What is expected. Gather each line of the entries below that includes "Convert".

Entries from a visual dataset
++++++
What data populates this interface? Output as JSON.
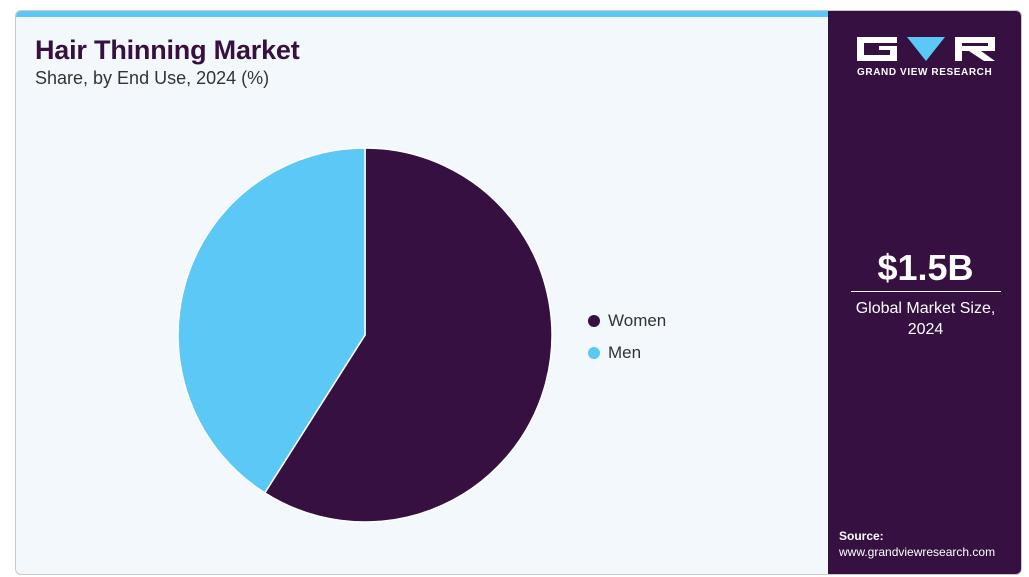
{
  "header": {
    "title": "Hair Thinning Market",
    "subtitle": "Share, by End Use, 2024 (%)"
  },
  "chart_data": {
    "type": "pie",
    "categories": [
      "Women",
      "Men"
    ],
    "values": [
      59,
      41
    ],
    "colors": [
      "#351040",
      "#5bc8f5"
    ],
    "start_angle_deg": 0,
    "direction": "clockwise",
    "legend_position": "right"
  },
  "sidebar": {
    "brand": "GRAND VIEW RESEARCH",
    "market_size_value": "$1.5B",
    "market_size_label": "Global Market Size, 2024",
    "source_label": "Source:",
    "source_url": "www.grandviewresearch.com",
    "accent_color": "#5bc8f5",
    "background_color": "#351040"
  }
}
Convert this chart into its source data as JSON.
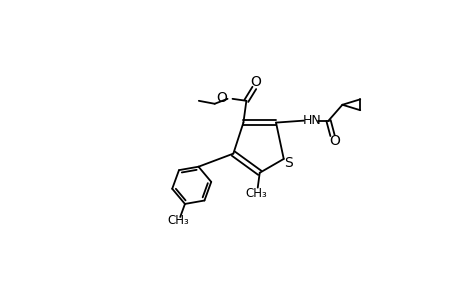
{
  "background_color": "#ffffff",
  "line_color": "#000000",
  "line_width": 1.3,
  "font_size": 9,
  "figsize": [
    4.6,
    3.0
  ],
  "dpi": 100,
  "xlim": [
    0,
    46
  ],
  "ylim": [
    0,
    30
  ]
}
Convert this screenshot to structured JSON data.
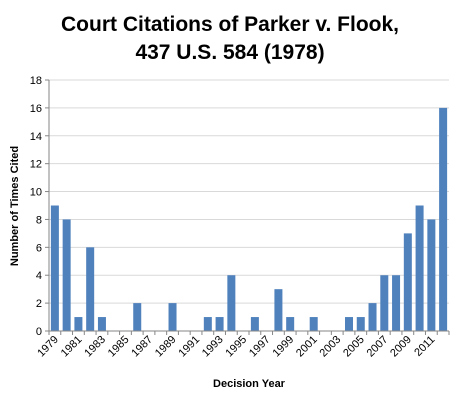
{
  "chart_data": {
    "type": "bar",
    "title": "Court Citations of Parker v. Flook,",
    "subtitle": "437 U.S. 584 (1978)",
    "xlabel": "Decision Year",
    "ylabel": "Number of Times Cited",
    "ylim": [
      0,
      18
    ],
    "ytick_step": 2,
    "grid": "horizontal",
    "legend": "none",
    "bar_color": "#4f81bd",
    "categories": [
      "1979",
      "1980",
      "1981",
      "1982",
      "1983",
      "1984",
      "1985",
      "1986",
      "1987",
      "1988",
      "1989",
      "1990",
      "1991",
      "1992",
      "1993",
      "1994",
      "1995",
      "1996",
      "1997",
      "1998",
      "1999",
      "2000",
      "2001",
      "2002",
      "2003",
      "2004",
      "2005",
      "2006",
      "2007",
      "2008",
      "2009",
      "2010",
      "2011",
      "2012"
    ],
    "values": [
      9,
      8,
      1,
      6,
      1,
      0,
      0,
      2,
      0,
      0,
      2,
      0,
      0,
      1,
      1,
      4,
      0,
      1,
      0,
      3,
      1,
      0,
      1,
      0,
      0,
      1,
      1,
      2,
      4,
      4,
      7,
      9,
      8,
      16
    ],
    "xtick_labels": [
      "1979",
      "1981",
      "1983",
      "1985",
      "1987",
      "1989",
      "1991",
      "1993",
      "1995",
      "1997",
      "1999",
      "2001",
      "2003",
      "2005",
      "2007",
      "2009",
      "2011"
    ]
  }
}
++++++
Written response.
Convert this chart into its source data as JSON.
Convert this screenshot to structured JSON data.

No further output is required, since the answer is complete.